● PROBLEMS AND TASKS:
[a] Reproduce the passage on research outtakes from "But, language researchers" to "our fellow humans.", keeping every word and mark unchanged.
[b] In one to three sentences, explain why the passage on research outtakes asks readers to think of the research article in place of the movie.
[c] Please translate this sentence from the passage on research outtakes into Spanish: "As with moviemaking, quite a bit ends up on the cutting room floor."

● TEXT FOR ANALYSIS:
Now, how does this citizen enjoyment of movie outtakes relate to Citizen Sociolinguistics? Think of the “research article” in place of the “movie.” The article, conference address, or book, like a Hollywood production, emerges from careful editing–the squeezing of countless interviews, observations, field notes, recordings, videos, into the professional medium of a journal article. As with moviemaking, quite a bit ends up on the cutting room floor.

But, language researchers seem to delight in resurrecting those bits that didn’t fit their professional storytelling venture (or research methodology). Just as movie producers (and viewers) delight in replaying Ian McKellen swearing about his robes in The Fellowship of the Ring, language researchers (and readers) relish the unexpected stories that emerge inevitably when doing research with our fellow humans.

It seems that the more rigidly traditional the research parameters, the more delightful the cutting room scraps. William Labov, for example, in a write up of a study that focused on five phonological features and their stylistic variation across five domains of use in New York City, honors his readers with dozens of asides and footnotes that call attention to idiosyncratic features of the humans involved. For example, the research subject Steve K draws these anecdotal descriptions from the staunchly quantitative researcher:

He studied philosophy for four years at Brooklyn College, but left without graduating; he had turned away from the academic point of view, and as an intense student of Wilhelm Reich, sought self-fulfillment in awareness of himself as a sexual person. (p. 104-5)

While Labov includes these descriptions of his subjects (and this one continues in a footnote), he concludes that they play no part in the focus of his research on stylistic variation. Yet these Steve K sorts of descriptions remain a hallmark and entertaining highlight of all Labov’s research.

● STORED DATA:
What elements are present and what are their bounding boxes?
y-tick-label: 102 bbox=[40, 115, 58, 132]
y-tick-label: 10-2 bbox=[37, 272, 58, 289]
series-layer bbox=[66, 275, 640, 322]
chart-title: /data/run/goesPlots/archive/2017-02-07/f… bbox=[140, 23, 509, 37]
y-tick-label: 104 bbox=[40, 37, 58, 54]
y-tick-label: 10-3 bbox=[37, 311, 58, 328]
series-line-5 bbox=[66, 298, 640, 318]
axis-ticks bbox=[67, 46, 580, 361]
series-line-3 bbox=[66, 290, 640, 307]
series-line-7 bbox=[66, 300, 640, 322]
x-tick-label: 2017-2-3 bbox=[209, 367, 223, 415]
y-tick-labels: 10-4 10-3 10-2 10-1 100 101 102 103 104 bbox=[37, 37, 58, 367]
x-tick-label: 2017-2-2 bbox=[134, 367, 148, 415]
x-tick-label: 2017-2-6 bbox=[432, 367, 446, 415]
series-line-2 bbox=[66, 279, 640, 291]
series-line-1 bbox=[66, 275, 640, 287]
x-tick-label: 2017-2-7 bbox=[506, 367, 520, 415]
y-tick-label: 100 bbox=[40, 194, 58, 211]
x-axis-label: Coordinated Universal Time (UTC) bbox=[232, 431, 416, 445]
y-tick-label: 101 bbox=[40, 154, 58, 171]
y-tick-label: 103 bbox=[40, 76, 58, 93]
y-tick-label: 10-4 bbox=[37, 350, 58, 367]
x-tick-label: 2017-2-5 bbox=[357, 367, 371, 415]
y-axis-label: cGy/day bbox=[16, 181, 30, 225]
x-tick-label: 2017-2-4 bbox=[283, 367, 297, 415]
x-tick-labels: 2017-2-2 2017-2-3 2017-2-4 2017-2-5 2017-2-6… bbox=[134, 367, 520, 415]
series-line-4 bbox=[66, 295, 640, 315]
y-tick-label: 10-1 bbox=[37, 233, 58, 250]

● ANSWER SET:
[a]
But, language researchers seem to delight in resurrecting those bits that didn’t fit their professional storytelling venture (or research methodology). Just as movie producers (and viewers) delight in replaying Ian McKellen swearing about his robes in The Fellowship of the Ring, language researchers (and readers) relish the unexpected stories that emerge inevitably when doing research with our fellow humans.

[b] A research article, like a Hollywood production, comes out of careful editing, with countless interviews, observations, field notes, recordings and videos squeezed into the professional format of a journal article. As in moviemaking, a lot of material ends up on the cutting room floor.

[c] Al igual que en la realización de películas, bastante material termina en el suelo de la sala de montaje.